SET PROBLEM:
Check every line of the material below for the string "Users", and return the ones that have it.

(Collected data)
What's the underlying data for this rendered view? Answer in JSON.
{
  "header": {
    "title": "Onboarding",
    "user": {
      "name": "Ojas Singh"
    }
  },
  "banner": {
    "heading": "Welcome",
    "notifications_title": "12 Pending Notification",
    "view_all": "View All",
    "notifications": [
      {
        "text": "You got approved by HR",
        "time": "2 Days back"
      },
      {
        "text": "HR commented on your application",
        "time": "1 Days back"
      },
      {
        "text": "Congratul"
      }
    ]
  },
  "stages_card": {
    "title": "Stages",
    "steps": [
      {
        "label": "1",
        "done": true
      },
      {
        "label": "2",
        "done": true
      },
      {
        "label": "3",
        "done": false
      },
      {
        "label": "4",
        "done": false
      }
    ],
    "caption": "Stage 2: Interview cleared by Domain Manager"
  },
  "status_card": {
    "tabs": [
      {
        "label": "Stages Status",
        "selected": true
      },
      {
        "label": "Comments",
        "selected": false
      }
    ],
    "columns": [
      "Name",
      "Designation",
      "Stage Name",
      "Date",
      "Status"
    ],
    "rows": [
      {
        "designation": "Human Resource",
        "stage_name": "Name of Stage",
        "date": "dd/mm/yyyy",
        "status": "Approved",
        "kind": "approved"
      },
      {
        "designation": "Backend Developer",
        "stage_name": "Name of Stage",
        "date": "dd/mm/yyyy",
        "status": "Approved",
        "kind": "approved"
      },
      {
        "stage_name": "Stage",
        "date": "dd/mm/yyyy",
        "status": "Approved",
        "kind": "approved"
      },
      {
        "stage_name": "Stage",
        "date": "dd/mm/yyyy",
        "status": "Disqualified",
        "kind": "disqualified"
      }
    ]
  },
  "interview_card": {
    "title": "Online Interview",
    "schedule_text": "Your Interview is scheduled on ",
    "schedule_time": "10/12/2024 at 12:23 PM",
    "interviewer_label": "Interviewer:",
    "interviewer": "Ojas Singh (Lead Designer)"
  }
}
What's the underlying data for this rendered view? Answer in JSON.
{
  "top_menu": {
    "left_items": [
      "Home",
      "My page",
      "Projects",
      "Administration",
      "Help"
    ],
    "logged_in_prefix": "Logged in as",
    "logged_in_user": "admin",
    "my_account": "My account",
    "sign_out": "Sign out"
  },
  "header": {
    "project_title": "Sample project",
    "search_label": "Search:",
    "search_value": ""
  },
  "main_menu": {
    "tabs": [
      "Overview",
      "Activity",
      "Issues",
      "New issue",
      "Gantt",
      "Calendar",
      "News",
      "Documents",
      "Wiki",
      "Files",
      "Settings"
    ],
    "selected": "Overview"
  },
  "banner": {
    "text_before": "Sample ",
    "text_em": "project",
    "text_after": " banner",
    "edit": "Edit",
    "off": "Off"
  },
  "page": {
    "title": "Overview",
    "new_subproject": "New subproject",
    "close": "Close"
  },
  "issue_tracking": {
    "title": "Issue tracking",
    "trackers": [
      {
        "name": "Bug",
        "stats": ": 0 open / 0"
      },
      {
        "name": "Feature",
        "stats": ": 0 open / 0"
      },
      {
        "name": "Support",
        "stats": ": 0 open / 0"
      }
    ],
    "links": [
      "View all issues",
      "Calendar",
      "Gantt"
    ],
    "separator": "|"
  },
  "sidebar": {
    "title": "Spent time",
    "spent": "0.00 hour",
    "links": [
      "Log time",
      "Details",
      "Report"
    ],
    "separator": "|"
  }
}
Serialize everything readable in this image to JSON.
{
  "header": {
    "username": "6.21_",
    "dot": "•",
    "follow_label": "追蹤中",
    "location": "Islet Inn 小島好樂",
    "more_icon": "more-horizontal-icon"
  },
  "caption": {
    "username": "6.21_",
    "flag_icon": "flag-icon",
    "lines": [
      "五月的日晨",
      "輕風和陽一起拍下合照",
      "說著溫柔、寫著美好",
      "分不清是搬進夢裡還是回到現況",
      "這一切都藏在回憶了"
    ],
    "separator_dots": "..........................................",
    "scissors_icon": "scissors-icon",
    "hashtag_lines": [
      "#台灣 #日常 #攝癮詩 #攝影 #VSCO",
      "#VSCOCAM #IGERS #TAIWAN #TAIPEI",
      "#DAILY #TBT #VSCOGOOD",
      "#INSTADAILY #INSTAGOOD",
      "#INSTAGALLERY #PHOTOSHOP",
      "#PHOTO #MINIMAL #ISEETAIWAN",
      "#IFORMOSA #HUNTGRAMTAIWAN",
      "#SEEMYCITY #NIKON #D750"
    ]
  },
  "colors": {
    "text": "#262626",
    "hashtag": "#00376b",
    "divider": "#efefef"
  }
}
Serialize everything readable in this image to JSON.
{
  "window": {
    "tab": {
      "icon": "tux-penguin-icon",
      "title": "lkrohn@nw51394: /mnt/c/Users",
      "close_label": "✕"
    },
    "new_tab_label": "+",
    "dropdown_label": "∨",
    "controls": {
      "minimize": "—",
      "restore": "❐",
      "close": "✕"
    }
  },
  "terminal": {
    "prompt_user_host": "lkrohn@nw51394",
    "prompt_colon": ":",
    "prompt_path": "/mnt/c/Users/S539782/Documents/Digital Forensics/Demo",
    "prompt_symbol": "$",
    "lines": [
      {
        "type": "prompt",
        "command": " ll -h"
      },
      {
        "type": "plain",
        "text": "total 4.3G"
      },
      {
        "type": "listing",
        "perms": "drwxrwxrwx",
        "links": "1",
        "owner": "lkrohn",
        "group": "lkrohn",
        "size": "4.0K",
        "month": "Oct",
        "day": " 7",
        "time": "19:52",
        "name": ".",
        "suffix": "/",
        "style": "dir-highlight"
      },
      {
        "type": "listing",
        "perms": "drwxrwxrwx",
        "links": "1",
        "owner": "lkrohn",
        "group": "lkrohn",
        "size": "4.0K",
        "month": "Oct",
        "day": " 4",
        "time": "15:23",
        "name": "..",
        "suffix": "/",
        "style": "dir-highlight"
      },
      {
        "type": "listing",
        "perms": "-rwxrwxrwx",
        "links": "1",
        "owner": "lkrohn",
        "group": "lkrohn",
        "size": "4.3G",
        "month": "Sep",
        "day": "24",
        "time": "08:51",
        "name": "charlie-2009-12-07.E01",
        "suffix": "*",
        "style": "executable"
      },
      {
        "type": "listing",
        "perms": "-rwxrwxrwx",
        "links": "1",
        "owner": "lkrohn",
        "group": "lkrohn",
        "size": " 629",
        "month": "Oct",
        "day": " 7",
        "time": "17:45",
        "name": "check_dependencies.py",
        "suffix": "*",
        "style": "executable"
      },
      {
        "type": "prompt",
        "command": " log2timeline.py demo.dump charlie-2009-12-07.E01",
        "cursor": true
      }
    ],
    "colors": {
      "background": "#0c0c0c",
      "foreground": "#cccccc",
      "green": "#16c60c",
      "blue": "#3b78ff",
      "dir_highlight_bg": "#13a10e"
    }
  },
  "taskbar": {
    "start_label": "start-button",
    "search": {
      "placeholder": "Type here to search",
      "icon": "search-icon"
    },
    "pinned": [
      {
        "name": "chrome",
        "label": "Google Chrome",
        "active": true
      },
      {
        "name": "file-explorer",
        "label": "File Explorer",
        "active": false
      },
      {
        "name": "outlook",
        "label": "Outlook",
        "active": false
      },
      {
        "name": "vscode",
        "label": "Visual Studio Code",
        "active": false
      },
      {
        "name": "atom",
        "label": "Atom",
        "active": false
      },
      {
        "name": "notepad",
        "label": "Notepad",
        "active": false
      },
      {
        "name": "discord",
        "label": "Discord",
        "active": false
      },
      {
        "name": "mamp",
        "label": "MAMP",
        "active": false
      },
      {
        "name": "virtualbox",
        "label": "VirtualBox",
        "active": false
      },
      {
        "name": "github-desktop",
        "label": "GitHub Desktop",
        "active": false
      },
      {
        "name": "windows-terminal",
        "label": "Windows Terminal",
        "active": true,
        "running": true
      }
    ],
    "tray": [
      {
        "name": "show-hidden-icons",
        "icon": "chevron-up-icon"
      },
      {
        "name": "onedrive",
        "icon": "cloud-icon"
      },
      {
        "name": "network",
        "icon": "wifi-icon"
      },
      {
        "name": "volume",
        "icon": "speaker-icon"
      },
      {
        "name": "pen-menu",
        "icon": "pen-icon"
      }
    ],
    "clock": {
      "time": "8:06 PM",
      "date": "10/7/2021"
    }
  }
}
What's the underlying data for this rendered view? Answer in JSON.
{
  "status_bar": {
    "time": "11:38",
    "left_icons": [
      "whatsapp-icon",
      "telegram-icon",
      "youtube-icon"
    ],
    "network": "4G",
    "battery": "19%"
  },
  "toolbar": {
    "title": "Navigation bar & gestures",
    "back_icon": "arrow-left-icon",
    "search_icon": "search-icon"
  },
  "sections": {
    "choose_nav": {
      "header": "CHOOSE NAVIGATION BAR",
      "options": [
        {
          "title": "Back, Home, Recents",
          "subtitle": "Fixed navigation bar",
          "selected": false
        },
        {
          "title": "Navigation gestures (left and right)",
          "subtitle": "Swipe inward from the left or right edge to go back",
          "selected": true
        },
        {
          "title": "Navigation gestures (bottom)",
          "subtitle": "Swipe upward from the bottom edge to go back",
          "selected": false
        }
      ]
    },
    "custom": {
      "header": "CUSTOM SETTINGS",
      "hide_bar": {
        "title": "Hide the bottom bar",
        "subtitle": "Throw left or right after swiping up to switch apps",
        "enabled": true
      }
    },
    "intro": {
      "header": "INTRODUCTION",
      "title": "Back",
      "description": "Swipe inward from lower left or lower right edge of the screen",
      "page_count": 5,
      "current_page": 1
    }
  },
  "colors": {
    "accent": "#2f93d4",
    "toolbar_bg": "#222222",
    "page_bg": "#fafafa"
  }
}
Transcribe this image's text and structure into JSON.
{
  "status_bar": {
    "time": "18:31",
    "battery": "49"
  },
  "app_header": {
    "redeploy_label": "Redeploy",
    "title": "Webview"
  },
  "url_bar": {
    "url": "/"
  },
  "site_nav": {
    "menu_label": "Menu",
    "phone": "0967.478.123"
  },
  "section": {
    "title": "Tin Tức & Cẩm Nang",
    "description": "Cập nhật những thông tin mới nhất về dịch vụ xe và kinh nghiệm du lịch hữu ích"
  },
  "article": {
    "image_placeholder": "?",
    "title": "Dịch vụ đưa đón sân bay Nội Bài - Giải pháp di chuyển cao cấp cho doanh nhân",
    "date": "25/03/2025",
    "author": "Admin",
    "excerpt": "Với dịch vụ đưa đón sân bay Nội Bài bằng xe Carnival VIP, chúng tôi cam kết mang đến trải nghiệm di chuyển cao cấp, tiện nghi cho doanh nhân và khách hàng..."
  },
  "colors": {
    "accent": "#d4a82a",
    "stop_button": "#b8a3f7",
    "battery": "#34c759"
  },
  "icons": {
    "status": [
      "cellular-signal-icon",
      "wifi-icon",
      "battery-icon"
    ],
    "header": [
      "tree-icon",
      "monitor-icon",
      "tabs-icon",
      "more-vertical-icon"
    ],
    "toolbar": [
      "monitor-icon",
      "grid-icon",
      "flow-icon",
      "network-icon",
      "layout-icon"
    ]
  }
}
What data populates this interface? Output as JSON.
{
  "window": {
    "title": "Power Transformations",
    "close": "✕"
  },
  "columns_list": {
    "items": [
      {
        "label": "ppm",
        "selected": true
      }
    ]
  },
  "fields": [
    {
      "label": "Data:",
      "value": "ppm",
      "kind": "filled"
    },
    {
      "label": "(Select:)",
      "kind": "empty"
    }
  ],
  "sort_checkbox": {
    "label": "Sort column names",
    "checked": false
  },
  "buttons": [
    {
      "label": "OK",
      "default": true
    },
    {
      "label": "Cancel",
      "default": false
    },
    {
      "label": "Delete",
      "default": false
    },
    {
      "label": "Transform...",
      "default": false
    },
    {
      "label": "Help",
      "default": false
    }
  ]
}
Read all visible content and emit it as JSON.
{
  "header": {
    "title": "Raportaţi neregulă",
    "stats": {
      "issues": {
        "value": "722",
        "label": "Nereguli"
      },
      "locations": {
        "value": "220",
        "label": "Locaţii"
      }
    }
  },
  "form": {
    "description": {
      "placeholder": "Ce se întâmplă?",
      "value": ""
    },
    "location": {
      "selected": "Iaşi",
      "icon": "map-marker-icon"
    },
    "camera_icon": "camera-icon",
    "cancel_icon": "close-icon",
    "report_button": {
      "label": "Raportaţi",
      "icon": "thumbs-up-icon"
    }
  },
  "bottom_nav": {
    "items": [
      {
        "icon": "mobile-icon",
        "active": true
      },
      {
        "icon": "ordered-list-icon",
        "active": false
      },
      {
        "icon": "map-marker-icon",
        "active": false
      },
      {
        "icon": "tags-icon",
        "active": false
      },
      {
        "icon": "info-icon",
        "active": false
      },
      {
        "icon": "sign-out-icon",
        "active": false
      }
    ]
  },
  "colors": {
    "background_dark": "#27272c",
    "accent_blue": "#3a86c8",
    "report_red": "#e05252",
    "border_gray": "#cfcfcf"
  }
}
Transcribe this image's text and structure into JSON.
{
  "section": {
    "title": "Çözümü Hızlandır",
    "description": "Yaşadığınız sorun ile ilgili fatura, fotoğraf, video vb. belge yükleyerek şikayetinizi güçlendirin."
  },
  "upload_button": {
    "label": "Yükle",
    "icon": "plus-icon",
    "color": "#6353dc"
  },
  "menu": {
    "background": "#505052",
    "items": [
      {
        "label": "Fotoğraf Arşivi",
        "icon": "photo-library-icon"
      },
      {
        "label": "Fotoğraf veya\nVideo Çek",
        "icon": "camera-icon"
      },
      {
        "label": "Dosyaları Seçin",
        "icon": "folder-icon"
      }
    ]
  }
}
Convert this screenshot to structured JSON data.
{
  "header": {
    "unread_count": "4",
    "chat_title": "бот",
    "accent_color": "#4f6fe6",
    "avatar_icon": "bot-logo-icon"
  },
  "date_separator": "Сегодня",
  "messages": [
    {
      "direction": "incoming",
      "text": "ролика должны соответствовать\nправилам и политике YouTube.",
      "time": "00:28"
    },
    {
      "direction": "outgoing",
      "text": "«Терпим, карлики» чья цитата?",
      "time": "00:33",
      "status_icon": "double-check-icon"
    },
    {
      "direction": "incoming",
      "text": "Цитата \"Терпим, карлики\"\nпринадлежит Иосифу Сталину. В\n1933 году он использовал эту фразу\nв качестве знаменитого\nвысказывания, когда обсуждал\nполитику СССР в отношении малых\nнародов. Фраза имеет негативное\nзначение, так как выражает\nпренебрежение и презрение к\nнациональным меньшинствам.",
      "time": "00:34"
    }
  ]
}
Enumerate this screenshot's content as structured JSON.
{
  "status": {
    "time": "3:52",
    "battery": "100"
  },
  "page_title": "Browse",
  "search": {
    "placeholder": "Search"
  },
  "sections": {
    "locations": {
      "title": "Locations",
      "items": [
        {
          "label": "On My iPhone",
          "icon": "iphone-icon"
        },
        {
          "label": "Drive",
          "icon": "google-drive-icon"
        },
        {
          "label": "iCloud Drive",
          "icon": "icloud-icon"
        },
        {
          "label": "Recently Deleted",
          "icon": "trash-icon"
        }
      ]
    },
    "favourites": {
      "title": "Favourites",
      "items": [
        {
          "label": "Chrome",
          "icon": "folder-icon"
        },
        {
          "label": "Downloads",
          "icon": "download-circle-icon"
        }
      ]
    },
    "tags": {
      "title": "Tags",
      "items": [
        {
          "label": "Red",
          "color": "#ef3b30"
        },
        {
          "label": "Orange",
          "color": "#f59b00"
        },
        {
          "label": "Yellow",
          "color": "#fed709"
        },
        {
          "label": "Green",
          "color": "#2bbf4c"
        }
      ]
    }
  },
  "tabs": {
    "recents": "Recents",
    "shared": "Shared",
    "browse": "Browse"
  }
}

RESULT BELOW:
      "title": "lkrohn@nw51394: /mnt/c/Users",
    "prompt_path": "/mnt/c/Users/S539782/Documents/Digital Forensics/Demo",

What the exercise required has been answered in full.